▶ _Source text_:
------------------------------------

Files
Abstract
Transcriptome data provides key information about molecular mechanism for phenotypic diversity. Advances in technology have made transcriptome data available in improved quality and quantity, calling for new statistical methods that can account for large data size, complex dependence structure, and technical artifacts. This dissertation proposes statistical methods that tackle those challenges in transcriptome data analysis while addressing important biological questions. Chapters 2, 3, and 4 focus on the analysis of African American gene expression levels. African American samples' genetic ancestry is investigated regarding its relationship with their gene expression levels. Chapter 5 introduces a statistical method for data sets that became more recently available --- single cell transcriptome. Chapter 5 provides a comprehensive analysis tool for UMI scRNA-seq data by modeling the noise structure. Although the proposed methods are developed for the specific purpose of analyzing gene expression level data, some of them can be potentially applied to diverse fields. For example, Chapter 2 develops a multivariate Bayesian variable selection tool that can account for data sets with random missing values. Chapter 4 develops a covariance analysis tool that expands traditional heteroskedasticity analysis to dynamically varying covariance analysis. These methods focus on accounting for inter-tissue or inter-gene correlations, so they can be applied to correlated data from other fields. Most of the methods have been implemented as open-source softwares to promote their applicability. We believe these methods contribute not only to future research in molecular biology but also to the field of large and complex, modern data analysis.

------------------------------------

▶ _Records shown_:
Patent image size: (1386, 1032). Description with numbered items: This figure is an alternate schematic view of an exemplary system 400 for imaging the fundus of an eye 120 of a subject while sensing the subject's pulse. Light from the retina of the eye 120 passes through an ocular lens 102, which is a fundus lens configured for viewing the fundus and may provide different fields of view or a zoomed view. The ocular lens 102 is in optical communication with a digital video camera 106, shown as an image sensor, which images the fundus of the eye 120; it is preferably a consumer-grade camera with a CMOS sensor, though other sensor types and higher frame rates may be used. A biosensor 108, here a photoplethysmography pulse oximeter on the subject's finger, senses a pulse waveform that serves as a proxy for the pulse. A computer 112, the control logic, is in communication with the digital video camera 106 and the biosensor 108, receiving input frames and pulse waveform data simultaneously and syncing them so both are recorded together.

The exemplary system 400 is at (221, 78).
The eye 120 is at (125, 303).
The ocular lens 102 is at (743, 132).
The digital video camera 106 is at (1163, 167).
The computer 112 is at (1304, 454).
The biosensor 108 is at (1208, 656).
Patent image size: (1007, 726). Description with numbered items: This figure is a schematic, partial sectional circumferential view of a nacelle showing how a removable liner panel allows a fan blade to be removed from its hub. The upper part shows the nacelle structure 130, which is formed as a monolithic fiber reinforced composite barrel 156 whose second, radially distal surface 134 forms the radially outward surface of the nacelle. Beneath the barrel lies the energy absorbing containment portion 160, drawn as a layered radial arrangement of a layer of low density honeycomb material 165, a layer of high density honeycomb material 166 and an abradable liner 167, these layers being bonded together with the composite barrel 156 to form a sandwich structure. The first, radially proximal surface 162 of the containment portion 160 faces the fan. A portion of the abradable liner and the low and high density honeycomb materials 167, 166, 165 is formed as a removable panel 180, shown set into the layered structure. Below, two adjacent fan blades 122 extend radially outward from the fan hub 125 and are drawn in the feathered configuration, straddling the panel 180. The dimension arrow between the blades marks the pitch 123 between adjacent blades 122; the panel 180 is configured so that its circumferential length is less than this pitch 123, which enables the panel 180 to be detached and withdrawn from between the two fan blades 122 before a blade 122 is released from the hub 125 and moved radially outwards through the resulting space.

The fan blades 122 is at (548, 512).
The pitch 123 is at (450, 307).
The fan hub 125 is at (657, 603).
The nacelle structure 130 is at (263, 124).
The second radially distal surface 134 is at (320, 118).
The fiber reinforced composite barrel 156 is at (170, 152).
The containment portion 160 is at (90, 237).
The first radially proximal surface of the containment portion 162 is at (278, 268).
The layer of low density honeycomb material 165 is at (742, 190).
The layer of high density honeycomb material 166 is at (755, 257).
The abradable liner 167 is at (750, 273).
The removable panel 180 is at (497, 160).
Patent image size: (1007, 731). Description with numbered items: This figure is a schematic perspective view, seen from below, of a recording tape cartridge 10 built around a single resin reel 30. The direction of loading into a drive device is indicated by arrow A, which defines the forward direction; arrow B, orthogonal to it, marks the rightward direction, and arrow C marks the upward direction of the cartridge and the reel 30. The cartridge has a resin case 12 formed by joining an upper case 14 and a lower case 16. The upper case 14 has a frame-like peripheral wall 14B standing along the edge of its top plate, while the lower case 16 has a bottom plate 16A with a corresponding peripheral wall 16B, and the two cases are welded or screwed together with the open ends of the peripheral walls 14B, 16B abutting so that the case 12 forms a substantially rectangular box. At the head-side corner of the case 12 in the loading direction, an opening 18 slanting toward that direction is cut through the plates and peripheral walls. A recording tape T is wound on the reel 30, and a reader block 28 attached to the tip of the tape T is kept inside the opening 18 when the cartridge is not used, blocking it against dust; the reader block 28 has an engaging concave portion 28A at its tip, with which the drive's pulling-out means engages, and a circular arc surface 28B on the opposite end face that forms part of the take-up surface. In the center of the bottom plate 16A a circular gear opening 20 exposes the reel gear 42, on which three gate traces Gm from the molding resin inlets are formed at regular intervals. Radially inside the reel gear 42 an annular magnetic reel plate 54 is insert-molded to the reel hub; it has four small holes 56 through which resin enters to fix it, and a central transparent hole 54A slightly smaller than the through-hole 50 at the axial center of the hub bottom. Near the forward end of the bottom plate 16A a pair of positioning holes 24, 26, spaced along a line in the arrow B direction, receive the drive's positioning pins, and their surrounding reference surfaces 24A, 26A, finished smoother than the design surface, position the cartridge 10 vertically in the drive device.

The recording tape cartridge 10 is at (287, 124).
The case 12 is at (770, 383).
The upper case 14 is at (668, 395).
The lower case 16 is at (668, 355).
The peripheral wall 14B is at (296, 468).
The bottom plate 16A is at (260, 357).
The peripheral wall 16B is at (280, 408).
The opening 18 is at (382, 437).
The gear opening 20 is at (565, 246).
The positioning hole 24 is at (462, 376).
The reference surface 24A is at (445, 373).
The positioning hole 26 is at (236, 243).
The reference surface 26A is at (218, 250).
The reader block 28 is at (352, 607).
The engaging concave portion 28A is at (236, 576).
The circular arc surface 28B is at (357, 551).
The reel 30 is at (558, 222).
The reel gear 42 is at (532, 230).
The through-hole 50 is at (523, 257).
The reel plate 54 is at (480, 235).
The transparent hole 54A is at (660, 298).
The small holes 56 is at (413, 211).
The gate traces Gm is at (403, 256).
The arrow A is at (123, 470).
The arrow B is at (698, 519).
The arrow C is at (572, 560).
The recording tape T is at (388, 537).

------------------------------------

▶ _Your assignment_:
Answer these questions from the dissertation abstract:
1. Which chapters focus on the analysis of African American gene expression levels?
2. What kind of tool does Chapter 2 develop?
3. For what kind of data does Chapter 5 provide a comprehensive analysis tool?
Answer from the dissertation abstract alone.

▶ _Output of the task_:
1. Chapters 2, 3, and 4.
2. A multivariate Bayesian variable selection tool that can account for data sets with random missing values.
3. UMI scRNA-seq data.